**Supplied information**
===

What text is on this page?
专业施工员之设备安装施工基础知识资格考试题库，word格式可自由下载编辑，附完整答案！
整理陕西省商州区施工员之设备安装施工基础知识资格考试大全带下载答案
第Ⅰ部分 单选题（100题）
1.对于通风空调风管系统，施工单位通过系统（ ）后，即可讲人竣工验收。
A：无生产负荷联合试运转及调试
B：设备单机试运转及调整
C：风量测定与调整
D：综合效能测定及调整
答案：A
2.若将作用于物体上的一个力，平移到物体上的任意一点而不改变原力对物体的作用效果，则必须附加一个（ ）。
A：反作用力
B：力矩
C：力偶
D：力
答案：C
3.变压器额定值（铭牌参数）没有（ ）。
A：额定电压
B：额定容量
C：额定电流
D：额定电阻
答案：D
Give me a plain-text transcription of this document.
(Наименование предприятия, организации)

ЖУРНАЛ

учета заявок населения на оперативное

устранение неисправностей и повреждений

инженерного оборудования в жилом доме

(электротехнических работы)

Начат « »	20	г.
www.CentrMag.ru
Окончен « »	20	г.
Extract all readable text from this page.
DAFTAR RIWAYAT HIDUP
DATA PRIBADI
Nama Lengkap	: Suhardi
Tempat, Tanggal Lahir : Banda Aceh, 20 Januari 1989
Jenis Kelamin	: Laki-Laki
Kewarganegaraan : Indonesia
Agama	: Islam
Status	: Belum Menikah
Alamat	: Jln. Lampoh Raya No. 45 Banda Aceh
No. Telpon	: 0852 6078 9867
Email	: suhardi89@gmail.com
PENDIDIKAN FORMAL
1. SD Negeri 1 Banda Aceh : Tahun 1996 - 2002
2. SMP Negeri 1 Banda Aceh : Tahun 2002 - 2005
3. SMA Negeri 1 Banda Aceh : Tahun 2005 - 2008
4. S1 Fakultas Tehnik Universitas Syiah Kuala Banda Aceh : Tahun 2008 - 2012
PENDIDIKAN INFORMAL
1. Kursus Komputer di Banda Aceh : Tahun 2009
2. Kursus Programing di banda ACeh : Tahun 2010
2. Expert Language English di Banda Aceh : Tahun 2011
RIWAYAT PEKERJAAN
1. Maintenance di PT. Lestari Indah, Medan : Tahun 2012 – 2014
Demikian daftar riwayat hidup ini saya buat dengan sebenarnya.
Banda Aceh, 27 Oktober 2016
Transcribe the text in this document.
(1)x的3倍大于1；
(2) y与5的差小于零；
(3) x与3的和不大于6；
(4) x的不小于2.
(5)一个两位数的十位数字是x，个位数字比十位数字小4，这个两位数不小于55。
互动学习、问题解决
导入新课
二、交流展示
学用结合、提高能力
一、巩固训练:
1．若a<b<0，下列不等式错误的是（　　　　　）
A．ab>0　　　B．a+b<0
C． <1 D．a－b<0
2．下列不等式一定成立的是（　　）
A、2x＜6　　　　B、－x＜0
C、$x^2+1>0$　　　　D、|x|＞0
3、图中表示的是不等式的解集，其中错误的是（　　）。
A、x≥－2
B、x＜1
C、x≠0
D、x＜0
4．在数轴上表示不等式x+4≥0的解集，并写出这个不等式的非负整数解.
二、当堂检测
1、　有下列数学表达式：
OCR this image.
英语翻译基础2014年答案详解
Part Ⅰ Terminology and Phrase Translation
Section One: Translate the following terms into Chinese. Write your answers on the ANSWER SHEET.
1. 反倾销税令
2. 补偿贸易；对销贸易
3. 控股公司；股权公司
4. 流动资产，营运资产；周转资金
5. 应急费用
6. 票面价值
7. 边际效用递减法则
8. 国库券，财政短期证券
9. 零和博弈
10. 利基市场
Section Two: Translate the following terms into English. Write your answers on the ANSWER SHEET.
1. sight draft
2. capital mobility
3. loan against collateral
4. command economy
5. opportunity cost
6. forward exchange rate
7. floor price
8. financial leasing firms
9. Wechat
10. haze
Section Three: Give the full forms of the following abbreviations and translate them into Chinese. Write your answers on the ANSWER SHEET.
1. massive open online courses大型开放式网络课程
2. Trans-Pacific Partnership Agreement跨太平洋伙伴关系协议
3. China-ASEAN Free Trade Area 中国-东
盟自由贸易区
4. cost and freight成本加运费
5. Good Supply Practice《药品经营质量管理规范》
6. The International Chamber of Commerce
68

===

**Written instruction**
Repeat the data precisely, line by line.

**Solution**
What text is on this page?
专业施工员之设备安装施工基础知识资格考试题库，word格式可自由下载编辑，附完整答案！
整理陕西省商州区施工员之设备安装施工基础知识资格考试大全带下载答案
第Ⅰ部分 单选题（100题）
1.对于通风空调风管系统，施工单位通过系统（ ）后，即可讲人竣工验收。
A：无生产负荷联合试运转及调试
B：设备单机试运转及调整
C：风量测定与调整
D：综合效能测定及调整
答案：A
2.若将作用于物体上的一个力，平移到物体上的任意一点而不改变原力对物体的作用效果，则必须附加一个（ ）。
A：反作用力
B：力矩
C：力偶
D：力
答案：C
3.变压器额定值（铭牌参数）没有（ ）。
A：额定电压
B：额定容量
C：额定电流
D：额定电阻
答案：D
Give me a plain-text transcription of this document.
(Наименование предприятия, организации)

ЖУРНАЛ

учета заявок населения на оперативное

устранение неисправностей и повреждений

инженерного оборудования в жилом доме

(электротехнических работы)

Начат « »	20	г.
www.CentrMag.ru
Окончен « »	20	г.
Extract all readable text from this page.
DAFTAR RIWAYAT HIDUP
DATA PRIBADI
Nama Lengkap	: Suhardi
Tempat, Tanggal Lahir : Banda Aceh, 20 Januari 1989
Jenis Kelamin	: Laki-Laki
Kewarganegaraan : Indonesia
Agama	: Islam
Status	: Belum Menikah
Alamat	: Jln. Lampoh Raya No. 45 Banda Aceh
No. Telpon	: 0852 6078 9867
Email	: suhardi89@gmail.com
PENDIDIKAN FORMAL
1. SD Negeri 1 Banda Aceh : Tahun 1996 - 2002
2. SMP Negeri 1 Banda Aceh : Tahun 2002 - 2005
3. SMA Negeri 1 Banda Aceh : Tahun 2005 - 2008
4. S1 Fakultas Tehnik Universitas Syiah Kuala Banda Aceh : Tahun 2008 - 2012
PENDIDIKAN INFORMAL
1. Kursus Komputer di Banda Aceh : Tahun 2009
2. Kursus Programing di banda ACeh : Tahun 2010
2. Expert Language English di Banda Aceh : Tahun 2011
RIWAYAT PEKERJAAN
1. Maintenance di PT. Lestari Indah, Medan : Tahun 2012 – 2014
Demikian daftar riwayat hidup ini saya buat dengan sebenarnya.
Banda Aceh, 27 Oktober 2016
Transcribe the text in this document.
(1)x的3倍大于1；
(2) y与5的差小于零；
(3) x与3的和不大于6；
(4) x的不小于2.
(5)一个两位数的十位数字是x，个位数字比十位数字小4，这个两位数不小于55。
互动学习、问题解决
导入新课
二、交流展示
学用结合、提高能力
一、巩固训练:
1．若a<b<0，下列不等式错误的是（　　　　　）
A．ab>0　　　B．a+b<0
C． <1 D．a－b<0
2．下列不等式一定成立的是（　　）
A、2x＜6　　　　B、－x＜0
C、$x^2+1>0$　　　　D、|x|＞0
3、图中表示的是不等式的解集，其中错误的是（　　）。
A、x≥－2
B、x＜1
C、x≠0
D、x＜0
4．在数轴上表示不等式x+4≥0的解集，并写出这个不等式的非负整数解.
二、当堂检测
1、　有下列数学表达式：
OCR this image.
英语翻译基础2014年答案详解
Part Ⅰ Terminology and Phrase Translation
Section One: Translate the following terms into Chinese. Write your answers on the ANSWER SHEET.
1. 反倾销税令
2. 补偿贸易；对销贸易
3. 控股公司；股权公司
4. 流动资产，营运资产；周转资金
5. 应急费用
6. 票面价值
7. 边际效用递减法则
8. 国库券，财政短期证券
9. 零和博弈
10. 利基市场
Section Two: Translate the following terms into English. Write your answers on the ANSWER SHEET.
1. sight draft
2. capital mobility
3. loan against collateral
4. command economy
5. opportunity cost
6. forward exchange rate
7. floor price
8. financial leasing firms
9. Wechat
10. haze
Section Three: Give the full forms of the following abbreviations and translate them into Chinese. Write your answers on the ANSWER SHEET.
1. massive open online courses大型开放式网络课程
2. Trans-Pacific Partnership Agreement跨太平洋伙伴关系协议
3. China-ASEAN Free Trade Area 中国-东
盟自由贸易区
4. cost and freight成本加运费
5. Good Supply Practice《药品经营质量管理规范》
6. The International Chamber of Commerce
68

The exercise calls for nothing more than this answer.